Without including any pictures, write out all the entries exactly.

Start of Exercise material

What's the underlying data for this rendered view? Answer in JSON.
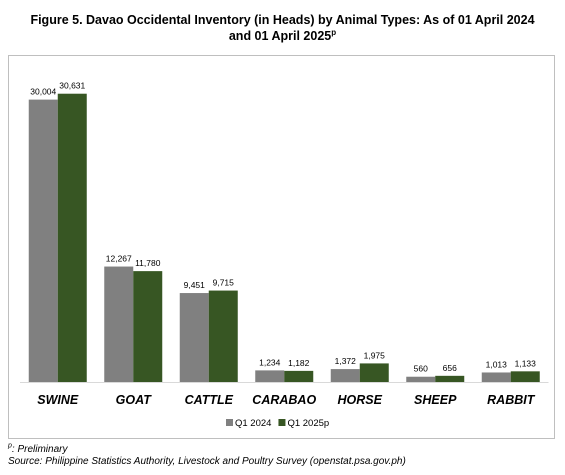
{
  "header": {
    "title_line1": "Figure 5. Davao Occidental Inventory (in Heads) by Animal Types: As of 01 April 2024",
    "title_line2": "and 01 April 2025",
    "title_sup": "p"
  },
  "footnotes": {
    "preliminary_sup": "p",
    "preliminary": ": Preliminary",
    "source": "Source: Philippine Statistics Authority, Livestock and Poultry Survey (openstat.psa.gov.ph)"
  },
  "chart_data": {
    "type": "bar",
    "title": "Figure 5. Davao Occidental Inventory (in Heads) by Animal Types: As of 01 April 2024 and 01 April 2025p",
    "categories": [
      "SWINE",
      "GOAT",
      "CATTLE",
      "CARABAO",
      "HORSE",
      "SHEEP",
      "RABBIT"
    ],
    "series": [
      {
        "name": "Q1 2024",
        "color": "#808080",
        "values": [
          30004,
          12267,
          9451,
          1234,
          1372,
          560,
          1013
        ],
        "labels": [
          "30,004",
          "12,267",
          "9,451",
          "1,234",
          "1,372",
          "560",
          "1,013"
        ]
      },
      {
        "name": "Q1 2025p",
        "color": "#375623",
        "values": [
          30631,
          11780,
          9715,
          1182,
          1975,
          656,
          1133
        ],
        "labels": [
          "30,631",
          "11,780",
          "9,715",
          "1,182",
          "1,975",
          "656",
          "1,133"
        ]
      }
    ],
    "xlabel": "",
    "ylabel": "",
    "ylim": [
      0,
      34000
    ],
    "grid": false,
    "legend_position": "bottom"
  }
}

End of Exercise material

* **Full output**
What's the underlying data for this rendered view? Answer in JSON.
{
  "header": {
    "title_line1": "Figure 5. Davao Occidental Inventory (in Heads) by Animal Types: As of 01 April 2024",
    "title_line2": "and 01 April 2025",
    "title_sup": "p"
  },
  "footnotes": {
    "preliminary_sup": "p",
    "preliminary": ": Preliminary",
    "source": "Source: Philippine Statistics Authority, Livestock and Poultry Survey (openstat.psa.gov.ph)"
  },
  "chart_data": {
    "type": "bar",
    "title": "Figure 5. Davao Occidental Inventory (in Heads) by Animal Types: As of 01 April 2024 and 01 April 2025p",
    "categories": [
      "SWINE",
      "GOAT",
      "CATTLE",
      "CARABAO",
      "HORSE",
      "SHEEP",
      "RABBIT"
    ],
    "series": [
      {
        "name": "Q1 2024",
        "color": "#808080",
        "values": [
          30004,
          12267,
          9451,
          1234,
          1372,
          560,
          1013
        ],
        "labels": [
          "30,004",
          "12,267",
          "9,451",
          "1,234",
          "1,372",
          "560",
          "1,013"
        ]
      },
      {
        "name": "Q1 2025p",
        "color": "#375623",
        "values": [
          30631,
          11780,
          9715,
          1182,
          1975,
          656,
          1133
        ],
        "labels": [
          "30,631",
          "11,780",
          "9,715",
          "1,182",
          "1,975",
          "656",
          "1,133"
        ]
      }
    ],
    "xlabel": "",
    "ylabel": "",
    "ylim": [
      0,
      34000
    ],
    "grid": false,
    "legend_position": "bottom"
  }
}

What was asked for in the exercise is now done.